begin TASK DATA

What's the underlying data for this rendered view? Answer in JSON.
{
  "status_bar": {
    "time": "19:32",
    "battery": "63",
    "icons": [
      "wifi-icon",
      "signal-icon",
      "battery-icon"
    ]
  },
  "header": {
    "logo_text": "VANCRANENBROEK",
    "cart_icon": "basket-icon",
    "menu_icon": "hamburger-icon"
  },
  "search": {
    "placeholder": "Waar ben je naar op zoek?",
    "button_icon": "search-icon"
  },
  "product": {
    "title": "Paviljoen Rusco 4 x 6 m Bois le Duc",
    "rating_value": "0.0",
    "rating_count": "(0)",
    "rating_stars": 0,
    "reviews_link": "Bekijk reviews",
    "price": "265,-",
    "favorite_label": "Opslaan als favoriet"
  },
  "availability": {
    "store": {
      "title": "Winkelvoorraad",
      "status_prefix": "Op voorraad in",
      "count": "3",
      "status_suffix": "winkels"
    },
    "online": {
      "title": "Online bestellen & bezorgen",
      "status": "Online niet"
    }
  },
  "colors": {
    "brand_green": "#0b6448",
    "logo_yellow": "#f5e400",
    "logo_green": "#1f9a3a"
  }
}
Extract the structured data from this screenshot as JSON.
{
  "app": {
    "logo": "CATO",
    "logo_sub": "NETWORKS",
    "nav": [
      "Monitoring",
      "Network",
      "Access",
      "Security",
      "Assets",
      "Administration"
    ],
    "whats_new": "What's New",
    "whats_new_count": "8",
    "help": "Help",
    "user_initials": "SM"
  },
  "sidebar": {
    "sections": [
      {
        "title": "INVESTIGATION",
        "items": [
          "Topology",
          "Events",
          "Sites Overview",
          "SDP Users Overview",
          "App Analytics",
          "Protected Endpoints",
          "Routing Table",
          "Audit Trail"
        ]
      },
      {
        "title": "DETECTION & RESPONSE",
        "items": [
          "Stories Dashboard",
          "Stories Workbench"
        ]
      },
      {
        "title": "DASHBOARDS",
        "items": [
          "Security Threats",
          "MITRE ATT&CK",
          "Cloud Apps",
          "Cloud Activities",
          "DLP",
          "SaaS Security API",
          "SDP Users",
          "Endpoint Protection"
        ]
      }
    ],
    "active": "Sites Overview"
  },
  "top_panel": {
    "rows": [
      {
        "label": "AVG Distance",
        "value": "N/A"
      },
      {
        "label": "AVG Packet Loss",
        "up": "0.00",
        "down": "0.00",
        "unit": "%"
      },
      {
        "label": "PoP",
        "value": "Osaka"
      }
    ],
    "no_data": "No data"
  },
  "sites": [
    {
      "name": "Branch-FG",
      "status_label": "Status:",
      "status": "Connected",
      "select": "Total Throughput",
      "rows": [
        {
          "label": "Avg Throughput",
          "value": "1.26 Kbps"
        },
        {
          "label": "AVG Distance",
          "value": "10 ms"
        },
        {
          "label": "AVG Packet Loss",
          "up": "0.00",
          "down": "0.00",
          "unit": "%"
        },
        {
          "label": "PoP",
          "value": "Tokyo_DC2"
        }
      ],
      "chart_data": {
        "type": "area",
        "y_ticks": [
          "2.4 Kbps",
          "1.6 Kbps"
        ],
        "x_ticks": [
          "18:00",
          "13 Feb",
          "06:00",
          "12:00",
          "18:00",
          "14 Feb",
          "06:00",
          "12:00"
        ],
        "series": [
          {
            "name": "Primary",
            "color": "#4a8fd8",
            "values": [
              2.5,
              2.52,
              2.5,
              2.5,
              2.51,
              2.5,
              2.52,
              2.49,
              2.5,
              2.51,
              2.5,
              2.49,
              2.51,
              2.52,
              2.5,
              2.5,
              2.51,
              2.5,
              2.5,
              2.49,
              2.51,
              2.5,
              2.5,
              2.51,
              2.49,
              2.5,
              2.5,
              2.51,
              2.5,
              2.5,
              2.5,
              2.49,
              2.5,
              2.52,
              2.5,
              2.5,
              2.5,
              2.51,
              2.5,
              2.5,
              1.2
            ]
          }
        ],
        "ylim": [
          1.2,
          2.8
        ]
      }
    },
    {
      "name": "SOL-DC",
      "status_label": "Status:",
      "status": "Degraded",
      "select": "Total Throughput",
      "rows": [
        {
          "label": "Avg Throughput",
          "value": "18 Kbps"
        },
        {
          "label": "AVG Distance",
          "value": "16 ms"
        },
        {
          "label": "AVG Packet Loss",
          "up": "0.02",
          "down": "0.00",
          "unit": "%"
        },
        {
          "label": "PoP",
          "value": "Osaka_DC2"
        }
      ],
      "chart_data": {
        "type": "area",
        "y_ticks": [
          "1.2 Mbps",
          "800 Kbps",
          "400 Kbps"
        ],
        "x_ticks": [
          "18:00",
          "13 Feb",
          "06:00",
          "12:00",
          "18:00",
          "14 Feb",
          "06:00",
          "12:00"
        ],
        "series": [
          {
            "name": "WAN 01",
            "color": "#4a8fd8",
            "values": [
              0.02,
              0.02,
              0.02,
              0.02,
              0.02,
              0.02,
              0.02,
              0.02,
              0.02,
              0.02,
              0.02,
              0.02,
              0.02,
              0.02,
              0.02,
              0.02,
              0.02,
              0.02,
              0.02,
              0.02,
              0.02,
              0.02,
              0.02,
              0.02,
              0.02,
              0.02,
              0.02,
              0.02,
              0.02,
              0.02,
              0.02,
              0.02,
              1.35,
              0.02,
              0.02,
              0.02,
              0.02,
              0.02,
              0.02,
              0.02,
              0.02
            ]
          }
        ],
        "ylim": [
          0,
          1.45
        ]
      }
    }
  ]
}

end TASK DATA

From the records above, extract every entry verbatim.

What's the underlying data for this rendered view? Answer in JSON.
{
  "status_bar": {
    "time": "19:32",
    "battery": "63",
    "icons": [
      "wifi-icon",
      "signal-icon",
      "battery-icon"
    ]
  },
  "header": {
    "logo_text": "VANCRANENBROEK",
    "cart_icon": "basket-icon",
    "menu_icon": "hamburger-icon"
  },
  "search": {
    "placeholder": "Waar ben je naar op zoek?",
    "button_icon": "search-icon"
  },
  "product": {
    "title": "Paviljoen Rusco 4 x 6 m Bois le Duc",
    "rating_value": "0.0",
    "rating_count": "(0)",
    "rating_stars": 0,
    "reviews_link": "Bekijk reviews",
    "price": "265,-",
    "favorite_label": "Opslaan als favoriet"
  },
  "availability": {
    "store": {
      "title": "Winkelvoorraad",
      "status_prefix": "Op voorraad in",
      "count": "3",
      "status_suffix": "winkels"
    },
    "online": {
      "title": "Online bestellen & bezorgen",
      "status": "Online niet"
    }
  },
  "colors": {
    "brand_green": "#0b6448",
    "logo_yellow": "#f5e400",
    "logo_green": "#1f9a3a"
  }
}
Extract the structured data from this screenshot as JSON.
{
  "app": {
    "logo": "CATO",
    "logo_sub": "NETWORKS",
    "nav": [
      "Monitoring",
      "Network",
      "Access",
      "Security",
      "Assets",
      "Administration"
    ],
    "whats_new": "What's New",
    "whats_new_count": "8",
    "help": "Help",
    "user_initials": "SM"
  },
  "sidebar": {
    "sections": [
      {
        "title": "INVESTIGATION",
        "items": [
          "Topology",
          "Events",
          "Sites Overview",
          "SDP Users Overview",
          "App Analytics",
          "Protected Endpoints",
          "Routing Table",
          "Audit Trail"
        ]
      },
      {
        "title": "DETECTION & RESPONSE",
        "items": [
          "Stories Dashboard",
          "Stories Workbench"
        ]
      },
      {
        "title": "DASHBOARDS",
        "items": [
          "Security Threats",
          "MITRE ATT&CK",
          "Cloud Apps",
          "Cloud Activities",
          "DLP",
          "SaaS Security API",
          "SDP Users",
          "Endpoint Protection"
        ]
      }
    ],
    "active": "Sites Overview"
  },
  "top_panel": {
    "rows": [
      {
        "label": "AVG Distance",
        "value": "N/A"
      },
      {
        "label": "AVG Packet Loss",
        "up": "0.00",
        "down": "0.00",
        "unit": "%"
      },
      {
        "label": "PoP",
        "value": "Osaka"
      }
    ],
    "no_data": "No data"
  },
  "sites": [
    {
      "name": "Branch-FG",
      "status_label": "Status:",
      "status": "Connected",
      "select": "Total Throughput",
      "rows": [
        {
          "label": "Avg Throughput",
          "value": "1.26 Kbps"
        },
        {
          "label": "AVG Distance",
          "value": "10 ms"
        },
        {
          "label": "AVG Packet Loss",
          "up": "0.00",
          "down": "0.00",
          "unit": "%"
        },
        {
          "label": "PoP",
          "value": "Tokyo_DC2"
        }
      ],
      "chart_data": {
        "type": "area",
        "y_ticks": [
          "2.4 Kbps",
          "1.6 Kbps"
        ],
        "x_ticks": [
          "18:00",
          "13 Feb",
          "06:00",
          "12:00",
          "18:00",
          "14 Feb",
          "06:00",
          "12:00"
        ],
        "series": [
          {
            "name": "Primary",
            "color": "#4a8fd8",
            "values": [
              2.5,
              2.52,
              2.5,
              2.5,
              2.51,
              2.5,
              2.52,
              2.49,
              2.5,
              2.51,
              2.5,
              2.49,
              2.51,
              2.52,
              2.5,
              2.5,
              2.51,
              2.5,
              2.5,
              2.49,
              2.51,
              2.5,
              2.5,
              2.51,
              2.49,
              2.5,
              2.5,
              2.51,
              2.5,
              2.5,
              2.5,
              2.49,
              2.5,
              2.52,
              2.5,
              2.5,
              2.5,
              2.51,
              2.5,
              2.5,
              1.2
            ]
          }
        ],
        "ylim": [
          1.2,
          2.8
        ]
      }
    },
    {
      "name": "SOL-DC",
      "status_label": "Status:",
      "status": "Degraded",
      "select": "Total Throughput",
      "rows": [
        {
          "label": "Avg Throughput",
          "value": "18 Kbps"
        },
        {
          "label": "AVG Distance",
          "value": "16 ms"
        },
        {
          "label": "AVG Packet Loss",
          "up": "0.02",
          "down": "0.00",
          "unit": "%"
        },
        {
          "label": "PoP",
          "value": "Osaka_DC2"
        }
      ],
      "chart_data": {
        "type": "area",
        "y_ticks": [
          "1.2 Mbps",
          "800 Kbps",
          "400 Kbps"
        ],
        "x_ticks": [
          "18:00",
          "13 Feb",
          "06:00",
          "12:00",
          "18:00",
          "14 Feb",
          "06:00",
          "12:00"
        ],
        "series": [
          {
            "name": "WAN 01",
            "color": "#4a8fd8",
            "values": [
              0.02,
              0.02,
              0.02,
              0.02,
              0.02,
              0.02,
              0.02,
              0.02,
              0.02,
              0.02,
              0.02,
              0.02,
              0.02,
              0.02,
              0.02,
              0.02,
              0.02,
              0.02,
              0.02,
              0.02,
              0.02,
              0.02,
              0.02,
              0.02,
              0.02,
              0.02,
              0.02,
              0.02,
              0.02,
              0.02,
              0.02,
              0.02,
              1.35,
              0.02,
              0.02,
              0.02,
              0.02,
              0.02,
              0.02,
              0.02,
              0.02
            ]
          }
        ],
        "ylim": [
          0,
          1.45
        ]
      }
    }
  ]
}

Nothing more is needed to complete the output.